EXCERPTED DATA:
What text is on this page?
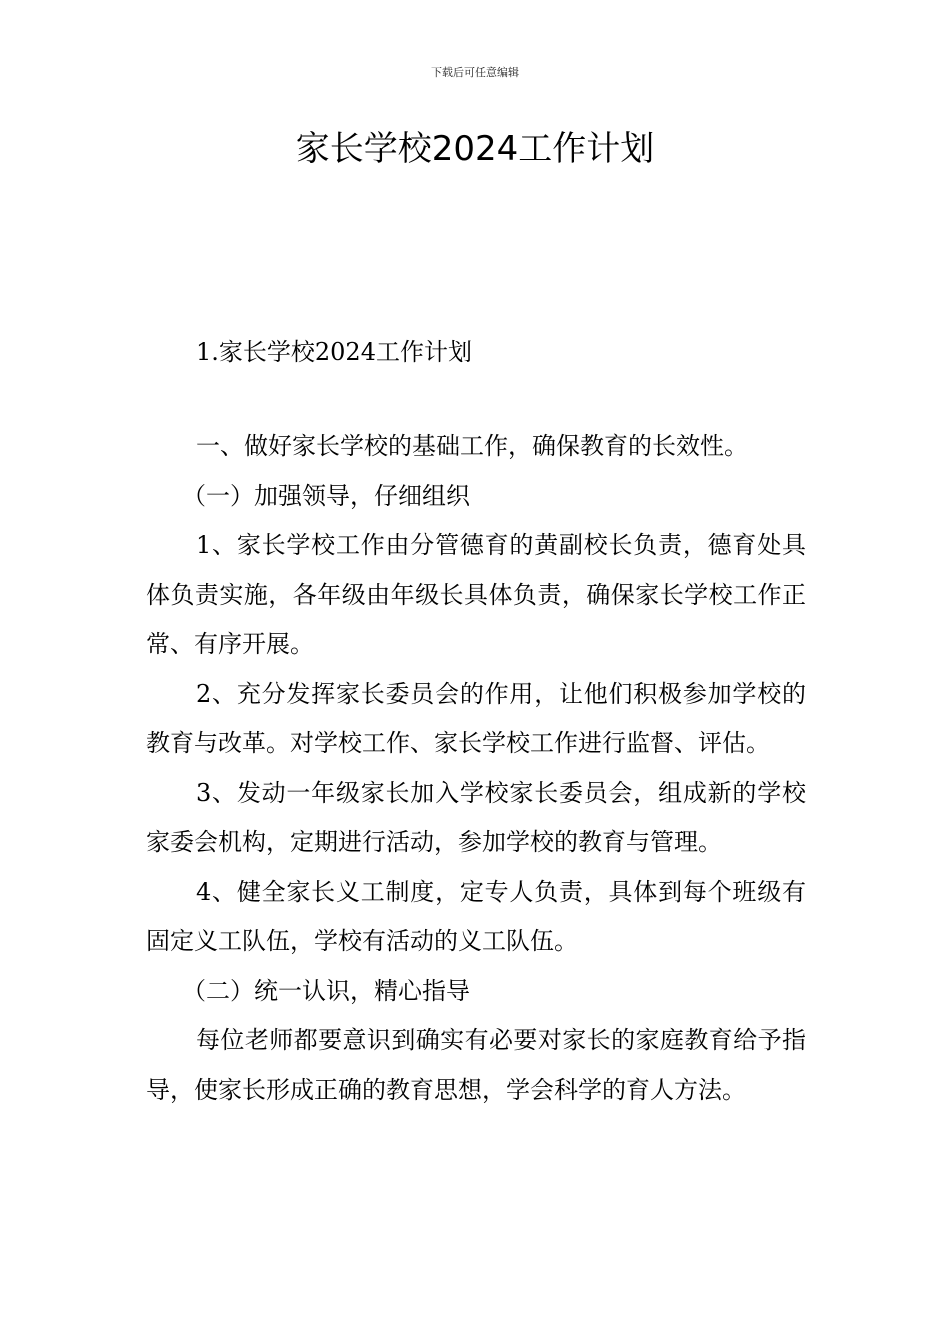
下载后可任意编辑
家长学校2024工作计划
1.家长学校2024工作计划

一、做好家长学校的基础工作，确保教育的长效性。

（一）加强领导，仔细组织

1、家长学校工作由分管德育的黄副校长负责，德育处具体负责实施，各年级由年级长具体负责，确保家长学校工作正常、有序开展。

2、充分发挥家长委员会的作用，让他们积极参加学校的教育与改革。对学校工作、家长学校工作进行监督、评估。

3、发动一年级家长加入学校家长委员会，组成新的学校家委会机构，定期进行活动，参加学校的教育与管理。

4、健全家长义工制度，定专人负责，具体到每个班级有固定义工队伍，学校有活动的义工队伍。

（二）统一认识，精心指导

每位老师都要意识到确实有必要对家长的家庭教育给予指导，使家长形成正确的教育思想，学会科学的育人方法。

TASK GOAL: Return all of the entries exactly as written, but drop any pictures they hold.

ANSWER TO THIS PROBLEM:
What text is on this page?
下载后可任意编辑
家长学校2024工作计划
1.家长学校2024工作计划

一、做好家长学校的基础工作，确保教育的长效性。

（一）加强领导，仔细组织

1、家长学校工作由分管德育的黄副校长负责，德育处具体负责实施，各年级由年级长具体负责，确保家长学校工作正常、有序开展。

2、充分发挥家长委员会的作用，让他们积极参加学校的教育与改革。对学校工作、家长学校工作进行监督、评估。

3、发动一年级家长加入学校家长委员会，组成新的学校家委会机构，定期进行活动，参加学校的教育与管理。

4、健全家长义工制度，定专人负责，具体到每个班级有固定义工队伍，学校有活动的义工队伍。

（二）统一认识，精心指导

每位老师都要意识到确实有必要对家长的家庭教育给予指导，使家长形成正确的教育思想，学会科学的育人方法。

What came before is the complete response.